* **WHAT TO DO**: Print every record below exactly as written.

*** EXTRACTED DATA ***

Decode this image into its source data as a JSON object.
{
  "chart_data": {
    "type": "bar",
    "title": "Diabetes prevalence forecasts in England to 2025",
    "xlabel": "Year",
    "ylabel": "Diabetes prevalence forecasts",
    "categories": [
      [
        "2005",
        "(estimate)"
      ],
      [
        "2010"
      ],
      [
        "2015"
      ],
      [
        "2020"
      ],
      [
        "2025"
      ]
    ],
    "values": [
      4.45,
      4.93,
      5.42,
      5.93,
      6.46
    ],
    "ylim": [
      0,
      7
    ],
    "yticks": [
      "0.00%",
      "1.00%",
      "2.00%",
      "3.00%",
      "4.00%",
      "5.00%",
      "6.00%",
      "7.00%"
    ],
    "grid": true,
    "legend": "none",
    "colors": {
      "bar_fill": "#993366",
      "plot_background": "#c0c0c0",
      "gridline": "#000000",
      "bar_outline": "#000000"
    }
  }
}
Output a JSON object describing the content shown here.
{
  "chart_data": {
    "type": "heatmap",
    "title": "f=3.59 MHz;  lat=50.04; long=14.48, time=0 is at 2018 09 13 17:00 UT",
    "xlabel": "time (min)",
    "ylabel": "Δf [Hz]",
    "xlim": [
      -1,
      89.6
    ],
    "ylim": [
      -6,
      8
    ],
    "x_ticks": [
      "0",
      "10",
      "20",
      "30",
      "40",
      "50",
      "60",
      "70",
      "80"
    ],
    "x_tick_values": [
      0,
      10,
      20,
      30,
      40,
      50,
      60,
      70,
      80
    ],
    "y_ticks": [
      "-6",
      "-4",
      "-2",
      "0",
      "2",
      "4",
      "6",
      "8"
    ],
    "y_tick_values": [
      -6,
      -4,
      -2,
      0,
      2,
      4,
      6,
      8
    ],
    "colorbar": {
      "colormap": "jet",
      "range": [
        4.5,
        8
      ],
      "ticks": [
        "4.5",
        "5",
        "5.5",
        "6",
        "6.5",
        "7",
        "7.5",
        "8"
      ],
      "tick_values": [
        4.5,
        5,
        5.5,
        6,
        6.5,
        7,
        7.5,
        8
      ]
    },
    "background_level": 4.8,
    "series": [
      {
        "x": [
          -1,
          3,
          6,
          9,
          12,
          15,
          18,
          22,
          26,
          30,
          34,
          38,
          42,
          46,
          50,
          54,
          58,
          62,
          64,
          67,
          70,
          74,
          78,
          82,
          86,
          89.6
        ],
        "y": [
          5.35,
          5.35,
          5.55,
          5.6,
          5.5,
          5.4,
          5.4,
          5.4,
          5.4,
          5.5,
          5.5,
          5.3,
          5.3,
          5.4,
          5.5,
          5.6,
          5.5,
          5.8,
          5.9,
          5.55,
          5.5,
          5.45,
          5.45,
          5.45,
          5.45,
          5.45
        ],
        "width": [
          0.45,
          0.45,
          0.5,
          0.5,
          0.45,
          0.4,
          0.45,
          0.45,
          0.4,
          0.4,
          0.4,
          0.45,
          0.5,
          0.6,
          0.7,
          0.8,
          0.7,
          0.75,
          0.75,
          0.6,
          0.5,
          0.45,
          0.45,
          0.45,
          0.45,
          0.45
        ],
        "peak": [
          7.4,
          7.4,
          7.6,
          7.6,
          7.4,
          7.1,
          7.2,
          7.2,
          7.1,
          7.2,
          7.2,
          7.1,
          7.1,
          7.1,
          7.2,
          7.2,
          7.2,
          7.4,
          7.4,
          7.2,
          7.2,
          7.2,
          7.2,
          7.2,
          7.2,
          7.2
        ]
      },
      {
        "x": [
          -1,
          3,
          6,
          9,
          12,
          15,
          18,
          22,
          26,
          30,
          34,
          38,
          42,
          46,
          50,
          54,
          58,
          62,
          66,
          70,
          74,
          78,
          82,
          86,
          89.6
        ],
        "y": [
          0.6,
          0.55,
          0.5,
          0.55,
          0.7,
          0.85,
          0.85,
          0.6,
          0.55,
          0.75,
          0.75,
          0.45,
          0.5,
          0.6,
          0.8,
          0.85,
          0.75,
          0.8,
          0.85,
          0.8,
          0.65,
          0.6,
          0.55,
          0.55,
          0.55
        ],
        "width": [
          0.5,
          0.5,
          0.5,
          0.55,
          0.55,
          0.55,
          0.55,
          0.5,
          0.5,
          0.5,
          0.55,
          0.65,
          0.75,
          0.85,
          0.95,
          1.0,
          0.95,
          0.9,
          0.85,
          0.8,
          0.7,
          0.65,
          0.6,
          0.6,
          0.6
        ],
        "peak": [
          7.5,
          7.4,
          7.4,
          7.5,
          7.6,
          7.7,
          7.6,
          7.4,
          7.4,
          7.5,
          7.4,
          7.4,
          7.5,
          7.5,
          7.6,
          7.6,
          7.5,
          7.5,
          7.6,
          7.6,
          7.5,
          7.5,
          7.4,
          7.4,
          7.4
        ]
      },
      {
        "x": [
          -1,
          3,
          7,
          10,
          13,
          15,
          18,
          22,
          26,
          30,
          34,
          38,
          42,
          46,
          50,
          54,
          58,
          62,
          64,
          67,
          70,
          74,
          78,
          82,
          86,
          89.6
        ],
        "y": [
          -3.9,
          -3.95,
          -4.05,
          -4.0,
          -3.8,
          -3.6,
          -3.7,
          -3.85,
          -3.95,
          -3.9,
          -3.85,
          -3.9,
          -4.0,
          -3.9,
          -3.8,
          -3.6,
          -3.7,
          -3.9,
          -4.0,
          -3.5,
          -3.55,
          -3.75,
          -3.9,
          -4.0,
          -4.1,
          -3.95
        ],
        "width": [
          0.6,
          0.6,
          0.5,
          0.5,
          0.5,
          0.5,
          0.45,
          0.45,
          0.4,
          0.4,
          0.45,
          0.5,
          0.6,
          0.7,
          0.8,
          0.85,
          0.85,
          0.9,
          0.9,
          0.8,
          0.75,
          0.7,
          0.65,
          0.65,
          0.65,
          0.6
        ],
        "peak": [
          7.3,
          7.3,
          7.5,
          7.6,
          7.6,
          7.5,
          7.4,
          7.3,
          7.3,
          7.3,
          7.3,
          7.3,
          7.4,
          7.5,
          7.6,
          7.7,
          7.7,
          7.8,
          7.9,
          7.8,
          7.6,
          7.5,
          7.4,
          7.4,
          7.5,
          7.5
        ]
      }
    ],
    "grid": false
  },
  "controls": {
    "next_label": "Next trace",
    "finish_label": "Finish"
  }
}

***

* **SOLUTION TO THIS EXERCISE**:
Decode this image into its source data as a JSON object.
{
  "chart_data": {
    "type": "bar",
    "title": "Diabetes prevalence forecasts in England to 2025",
    "xlabel": "Year",
    "ylabel": "Diabetes prevalence forecasts",
    "categories": [
      [
        "2005",
        "(estimate)"
      ],
      [
        "2010"
      ],
      [
        "2015"
      ],
      [
        "2020"
      ],
      [
        "2025"
      ]
    ],
    "values": [
      4.45,
      4.93,
      5.42,
      5.93,
      6.46
    ],
    "ylim": [
      0,
      7
    ],
    "yticks": [
      "0.00%",
      "1.00%",
      "2.00%",
      "3.00%",
      "4.00%",
      "5.00%",
      "6.00%",
      "7.00%"
    ],
    "grid": true,
    "legend": "none",
    "colors": {
      "bar_fill": "#993366",
      "plot_background": "#c0c0c0",
      "gridline": "#000000",
      "bar_outline": "#000000"
    }
  }
}
Output a JSON object describing the content shown here.
{
  "chart_data": {
    "type": "heatmap",
    "title": "f=3.59 MHz;  lat=50.04; long=14.48, time=0 is at 2018 09 13 17:00 UT",
    "xlabel": "time (min)",
    "ylabel": "Δf [Hz]",
    "xlim": [
      -1,
      89.6
    ],
    "ylim": [
      -6,
      8
    ],
    "x_ticks": [
      "0",
      "10",
      "20",
      "30",
      "40",
      "50",
      "60",
      "70",
      "80"
    ],
    "x_tick_values": [
      0,
      10,
      20,
      30,
      40,
      50,
      60,
      70,
      80
    ],
    "y_ticks": [
      "-6",
      "-4",
      "-2",
      "0",
      "2",
      "4",
      "6",
      "8"
    ],
    "y_tick_values": [
      -6,
      -4,
      -2,
      0,
      2,
      4,
      6,
      8
    ],
    "colorbar": {
      "colormap": "jet",
      "range": [
        4.5,
        8
      ],
      "ticks": [
        "4.5",
        "5",
        "5.5",
        "6",
        "6.5",
        "7",
        "7.5",
        "8"
      ],
      "tick_values": [
        4.5,
        5,
        5.5,
        6,
        6.5,
        7,
        7.5,
        8
      ]
    },
    "background_level": 4.8,
    "series": [
      {
        "x": [
          -1,
          3,
          6,
          9,
          12,
          15,
          18,
          22,
          26,
          30,
          34,
          38,
          42,
          46,
          50,
          54,
          58,
          62,
          64,
          67,
          70,
          74,
          78,
          82,
          86,
          89.6
        ],
        "y": [
          5.35,
          5.35,
          5.55,
          5.6,
          5.5,
          5.4,
          5.4,
          5.4,
          5.4,
          5.5,
          5.5,
          5.3,
          5.3,
          5.4,
          5.5,
          5.6,
          5.5,
          5.8,
          5.9,
          5.55,
          5.5,
          5.45,
          5.45,
          5.45,
          5.45,
          5.45
        ],
        "width": [
          0.45,
          0.45,
          0.5,
          0.5,
          0.45,
          0.4,
          0.45,
          0.45,
          0.4,
          0.4,
          0.4,
          0.45,
          0.5,
          0.6,
          0.7,
          0.8,
          0.7,
          0.75,
          0.75,
          0.6,
          0.5,
          0.45,
          0.45,
          0.45,
          0.45,
          0.45
        ],
        "peak": [
          7.4,
          7.4,
          7.6,
          7.6,
          7.4,
          7.1,
          7.2,
          7.2,
          7.1,
          7.2,
          7.2,
          7.1,
          7.1,
          7.1,
          7.2,
          7.2,
          7.2,
          7.4,
          7.4,
          7.2,
          7.2,
          7.2,
          7.2,
          7.2,
          7.2,
          7.2
        ]
      },
      {
        "x": [
          -1,
          3,
          6,
          9,
          12,
          15,
          18,
          22,
          26,
          30,
          34,
          38,
          42,
          46,
          50,
          54,
          58,
          62,
          66,
          70,
          74,
          78,
          82,
          86,
          89.6
        ],
        "y": [
          0.6,
          0.55,
          0.5,
          0.55,
          0.7,
          0.85,
          0.85,
          0.6,
          0.55,
          0.75,
          0.75,
          0.45,
          0.5,
          0.6,
          0.8,
          0.85,
          0.75,
          0.8,
          0.85,
          0.8,
          0.65,
          0.6,
          0.55,
          0.55,
          0.55
        ],
        "width": [
          0.5,
          0.5,
          0.5,
          0.55,
          0.55,
          0.55,
          0.55,
          0.5,
          0.5,
          0.5,
          0.55,
          0.65,
          0.75,
          0.85,
          0.95,
          1.0,
          0.95,
          0.9,
          0.85,
          0.8,
          0.7,
          0.65,
          0.6,
          0.6,
          0.6
        ],
        "peak": [
          7.5,
          7.4,
          7.4,
          7.5,
          7.6,
          7.7,
          7.6,
          7.4,
          7.4,
          7.5,
          7.4,
          7.4,
          7.5,
          7.5,
          7.6,
          7.6,
          7.5,
          7.5,
          7.6,
          7.6,
          7.5,
          7.5,
          7.4,
          7.4,
          7.4
        ]
      },
      {
        "x": [
          -1,
          3,
          7,
          10,
          13,
          15,
          18,
          22,
          26,
          30,
          34,
          38,
          42,
          46,
          50,
          54,
          58,
          62,
          64,
          67,
          70,
          74,
          78,
          82,
          86,
          89.6
        ],
        "y": [
          -3.9,
          -3.95,
          -4.05,
          -4.0,
          -3.8,
          -3.6,
          -3.7,
          -3.85,
          -3.95,
          -3.9,
          -3.85,
          -3.9,
          -4.0,
          -3.9,
          -3.8,
          -3.6,
          -3.7,
          -3.9,
          -4.0,
          -3.5,
          -3.55,
          -3.75,
          -3.9,
          -4.0,
          -4.1,
          -3.95
        ],
        "width": [
          0.6,
          0.6,
          0.5,
          0.5,
          0.5,
          0.5,
          0.45,
          0.45,
          0.4,
          0.4,
          0.45,
          0.5,
          0.6,
          0.7,
          0.8,
          0.85,
          0.85,
          0.9,
          0.9,
          0.8,
          0.75,
          0.7,
          0.65,
          0.65,
          0.65,
          0.6
        ],
        "peak": [
          7.3,
          7.3,
          7.5,
          7.6,
          7.6,
          7.5,
          7.4,
          7.3,
          7.3,
          7.3,
          7.3,
          7.3,
          7.4,
          7.5,
          7.6,
          7.7,
          7.7,
          7.8,
          7.9,
          7.8,
          7.6,
          7.5,
          7.4,
          7.4,
          7.5,
          7.5
        ]
      }
    ],
    "grid": false
  },
  "controls": {
    "next_label": "Next trace",
    "finish_label": "Finish"
  }
}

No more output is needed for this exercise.